Excerpt to read.
□ □ □
# Coffee beans



## m1key (Jun 29, 2011)

Does anyone know if it is easy to get hold of unroasted coffee beans (green) in Dubai?

Thanks


----------



## Sunset (Jan 24, 2011)

Try this. http://www.rawcoffeecompany.com/Joomla/. I don't know if they are still doing business in Dubai. 

There is also Orbis Coffee Roastery which I'm sure are still around. They supply to the hotels and they will do your own blend. Depending on how much you order I believe they will deliver to you.​


----------



## Felixtoo2 (Jan 16, 2009)

Raw Coffee is where I get my roast from, they are based near the Garden Centre on SZR, really good service and fine coffee!


----------



## Sunset (Jan 24, 2011)
□ □ □
The tasks.
1. Copy out everything in the entries from the line containing "time-cell: 2024-11-16 05:51:26" down to the line containing "summary-row: 小計995.0095.0014.75 bbox=[13, 594, 1888, 625]", including both of those lines.
2. Pick up the coffee beans thread where it stops and continue it.
The entries that follow have no connection to the coffee beans thread.
□ □ □
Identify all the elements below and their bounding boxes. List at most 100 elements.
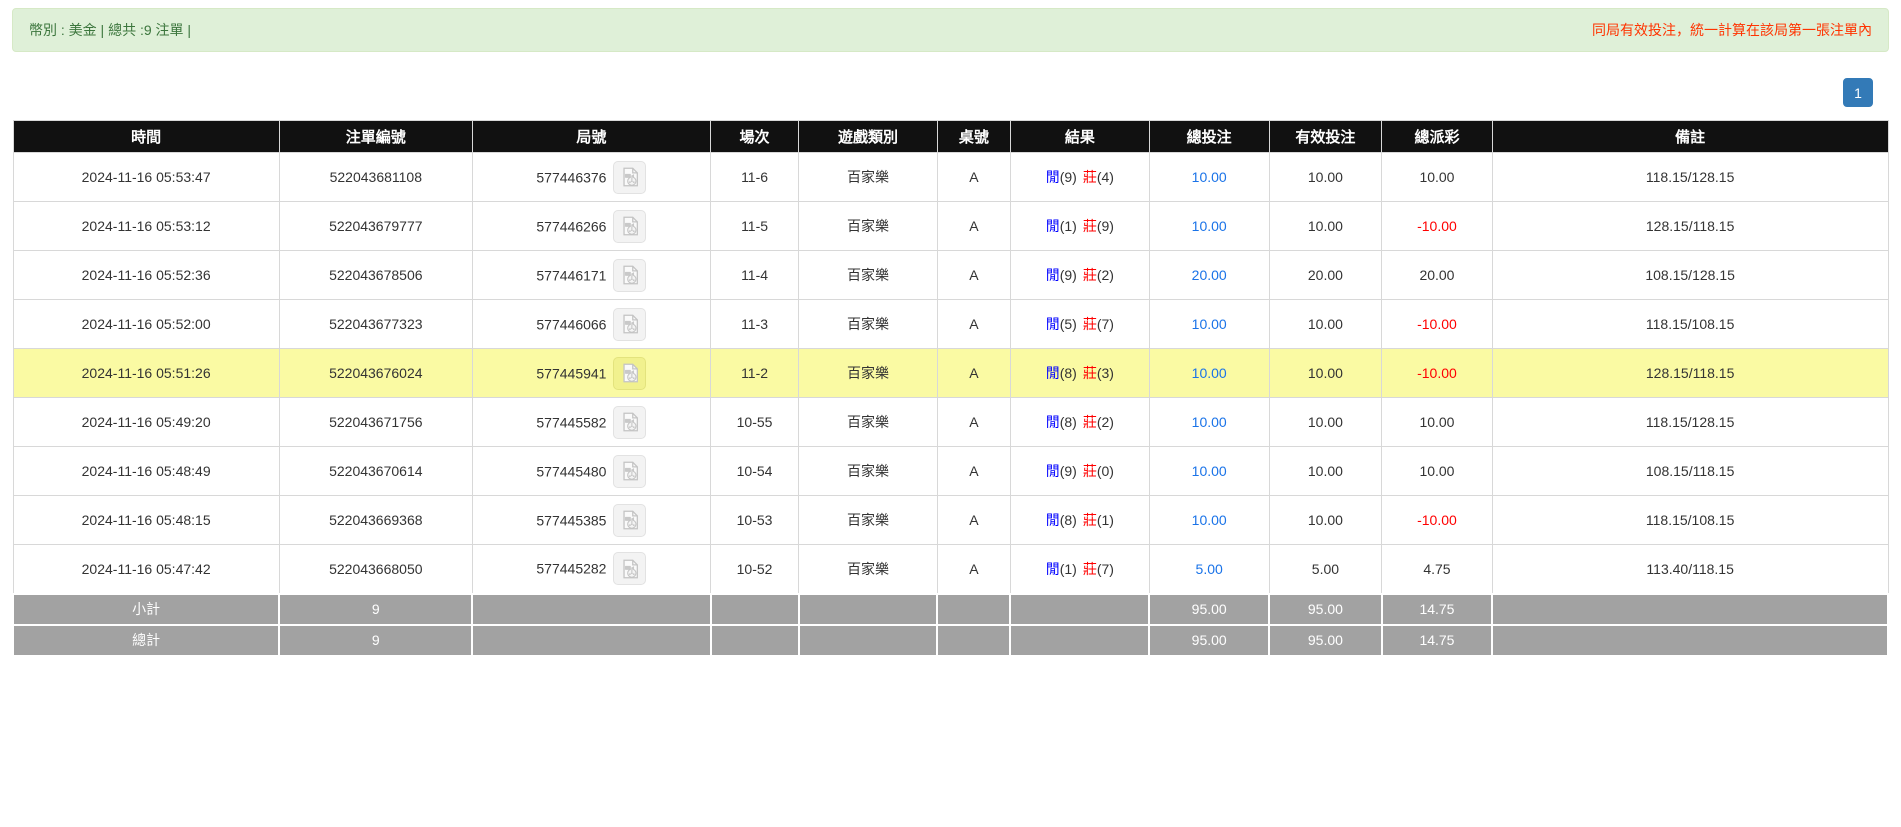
time-cell: 2024-11-16 05:51:26 bbox=[13, 349, 279, 398]
banker-result-score: (1) bbox=[1097, 512, 1114, 528]
pagination-page-1-button[interactable]: 1 bbox=[1843, 78, 1873, 107]
total-bet-link[interactable]: 10.00 bbox=[1192, 316, 1227, 332]
video-file-icon[interactable] bbox=[613, 308, 646, 341]
total-bet-link[interactable]: 10.00 bbox=[1192, 512, 1227, 528]
table-row: 2024-11-16 05:52:36522043678506577446171… bbox=[13, 251, 1888, 300]
total-bet-link[interactable]: 10.00 bbox=[1192, 463, 1227, 479]
payout-cell: -10.00 bbox=[1382, 496, 1493, 545]
video-file-icon[interactable] bbox=[613, 210, 646, 243]
summary-empty-cell bbox=[711, 625, 799, 656]
summary-row: 小計995.0095.0014.75 bbox=[13, 594, 1888, 625]
total-bet-link[interactable]: 10.00 bbox=[1192, 365, 1227, 381]
payout-cell: 10.00 bbox=[1382, 398, 1493, 447]
player-result-label: 閒 bbox=[1046, 414, 1060, 430]
player-result-label: 閒 bbox=[1046, 316, 1060, 332]
summary-empty-cell bbox=[799, 625, 938, 656]
round-number-cell: 577446266 bbox=[472, 202, 710, 251]
payout-cell: 10.00 bbox=[1382, 153, 1493, 202]
summary-empty-cell bbox=[799, 594, 938, 625]
player-result-label: 閒 bbox=[1046, 512, 1060, 528]
remark-cell: 118.15/128.15 bbox=[1492, 153, 1888, 202]
game-type-cell: 百家樂 bbox=[799, 447, 938, 496]
bet-number-cell: 522043678506 bbox=[279, 251, 472, 300]
banker-result-label: 莊 bbox=[1083, 365, 1097, 381]
table-header-row: 時間注單編號局號場次遊戲類別桌號結果總投注有效投注總派彩備註 bbox=[13, 121, 1888, 153]
total-bet-cell: 20.00 bbox=[1149, 251, 1269, 300]
table-row: 2024-11-16 05:53:47522043681108577446376… bbox=[13, 153, 1888, 202]
total-bet-link[interactable]: 5.00 bbox=[1196, 561, 1223, 577]
round-number-cell: 577446171 bbox=[472, 251, 710, 300]
result-cell: 閒(9)莊(4) bbox=[1010, 153, 1149, 202]
session-cell: 11-6 bbox=[711, 153, 799, 202]
remark-cell: 108.15/128.15 bbox=[1492, 251, 1888, 300]
video-file-icon[interactable] bbox=[613, 259, 646, 292]
player-result-score: (9) bbox=[1060, 463, 1077, 479]
summary-empty-cell bbox=[937, 625, 1010, 656]
table-row: 2024-11-16 05:51:26522043676024577445941… bbox=[13, 349, 1888, 398]
valid-bet-cell: 10.00 bbox=[1269, 349, 1381, 398]
result-cell: 閒(9) 莊(0) bbox=[1010, 447, 1149, 496]
column-header: 遊戲類別 bbox=[799, 121, 938, 153]
player-result-score: (1) bbox=[1060, 218, 1077, 234]
video-file-icon[interactable] bbox=[613, 552, 646, 585]
player-result-label: 閒 bbox=[1046, 463, 1060, 479]
payout-cell: 10.00 bbox=[1382, 447, 1493, 496]
round-number: 577446266 bbox=[536, 218, 606, 234]
remark-cell: 118.15/128.15 bbox=[1492, 398, 1888, 447]
total-bet-link[interactable]: 20.00 bbox=[1192, 267, 1227, 283]
total-bet-link[interactable]: 10.00 bbox=[1192, 218, 1227, 234]
player-result-score: (8) bbox=[1060, 414, 1077, 430]
round-number-cell: 577445582 bbox=[472, 398, 710, 447]
pagination: 1 bbox=[12, 78, 1873, 107]
summary-count-cell: 9 bbox=[279, 594, 472, 625]
player-result-label: 閒 bbox=[1046, 218, 1060, 234]
player-result-label: 閒 bbox=[1046, 365, 1060, 381]
result-cell: 閒(8)莊(1) bbox=[1010, 496, 1149, 545]
video-file-icon[interactable] bbox=[613, 455, 646, 488]
round-number-cell: 577445385 bbox=[472, 496, 710, 545]
table-number-cell: A bbox=[937, 398, 1010, 447]
banker-result-label: 莊 bbox=[1083, 463, 1097, 479]
summary-row: 總計995.0095.0014.75 bbox=[13, 625, 1888, 656]
bet-number-cell: 522043677323 bbox=[279, 300, 472, 349]
total-bet-cell: 10.00 bbox=[1149, 496, 1269, 545]
video-file-icon[interactable] bbox=[613, 357, 646, 390]
remark-cell: 118.15/108.15 bbox=[1492, 496, 1888, 545]
table-number-cell: A bbox=[937, 202, 1010, 251]
total-bet-link[interactable]: 10.00 bbox=[1192, 169, 1227, 185]
total-bet-cell: 10.00 bbox=[1149, 398, 1269, 447]
result-cell: 閒(1)莊(7) bbox=[1010, 545, 1149, 594]
table-number-cell: A bbox=[937, 153, 1010, 202]
round-number-cell: 577446376 bbox=[472, 153, 710, 202]
player-result-score: (8) bbox=[1060, 512, 1077, 528]
round-number: 577445941 bbox=[536, 365, 606, 381]
video-file-icon[interactable] bbox=[613, 161, 646, 194]
banker-result-score: (0) bbox=[1097, 463, 1114, 479]
round-number: 577445480 bbox=[536, 463, 606, 479]
bet-history-table: 時間注單編號局號場次遊戲類別桌號結果總投注有效投注總派彩備註 2024-11-1… bbox=[12, 120, 1889, 657]
total-bet-cell: 10.00 bbox=[1149, 202, 1269, 251]
summary-valid-bet-cell: 95.00 bbox=[1269, 625, 1381, 656]
video-file-icon[interactable] bbox=[613, 406, 646, 439]
table-number-cell: A bbox=[937, 300, 1010, 349]
time-cell: 2024-11-16 05:48:15 bbox=[13, 496, 279, 545]
result-cell: 閒(8)莊(2) bbox=[1010, 398, 1149, 447]
valid-bet-cell: 20.00 bbox=[1269, 251, 1381, 300]
table-row: 2024-11-16 05:48:15522043669368577445385… bbox=[13, 496, 1888, 545]
table-row: 2024-11-16 05:49:20522043671756577445582… bbox=[13, 398, 1888, 447]
total-bet-link[interactable]: 10.00 bbox=[1192, 414, 1227, 430]
player-result-score: (9) bbox=[1060, 169, 1077, 185]
remark-cell: 118.15/108.15 bbox=[1492, 300, 1888, 349]
summary-total-bet-cell: 95.00 bbox=[1149, 594, 1269, 625]
table-row: 2024-11-16 05:47:42522043668050577445282… bbox=[13, 545, 1888, 594]
banker-result-score: (7) bbox=[1097, 561, 1114, 577]
time-cell: 2024-11-16 05:48:49 bbox=[13, 447, 279, 496]
video-file-icon[interactable] bbox=[613, 504, 646, 537]
summary-empty-cell bbox=[472, 625, 710, 656]
time-cell: 2024-11-16 05:52:00 bbox=[13, 300, 279, 349]
time-cell: 2024-11-16 05:53:12 bbox=[13, 202, 279, 251]
valid-bet-cell: 10.00 bbox=[1269, 398, 1381, 447]
summary-empty-cell bbox=[711, 594, 799, 625]
game-type-cell: 百家樂 bbox=[799, 153, 938, 202]
banker-result-score: (7) bbox=[1097, 316, 1114, 332]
□ □ □
Responses by task.
1.
time-cell: 2024-11-16 05:51:26 bbox=[13, 349, 279, 398]
banker-result-score: (1) bbox=[1097, 512, 1114, 528]
pagination-page-1-button[interactable]: 1 bbox=[1843, 78, 1873, 107]
total-bet-link[interactable]: 10.00 bbox=[1192, 316, 1227, 332]
video-file-icon[interactable] bbox=[613, 308, 646, 341]
total-bet-link[interactable]: 10.00 bbox=[1192, 512, 1227, 528]
table-row: 2024-11-16 05:52:36522043678506577446171… bbox=[13, 251, 1888, 300]
total-bet-link[interactable]: 10.00 bbox=[1192, 463, 1227, 479]
payout-cell: -10.00 bbox=[1382, 496, 1493, 545]
video-file-icon[interactable] bbox=[613, 210, 646, 243]
summary-empty-cell bbox=[711, 625, 799, 656]
summary-row: 小計995.0095.0014.75 bbox=[13, 594, 1888, 625]

2.
Felixtoo2 said:


> Raw Coffee is where I get my roast from, they are based near the Garden Centre on SZR, really good service and fine coffee!


I'm going to take your word on that and head over there. 

I pretty much gave up on finding a good coffee bean/blend and fell back on Starbucks. Lately they seem to run out and there is quite a gap in between stocking up.

Thanks for the tip!!!


----------



## m1key (Jun 29, 2011)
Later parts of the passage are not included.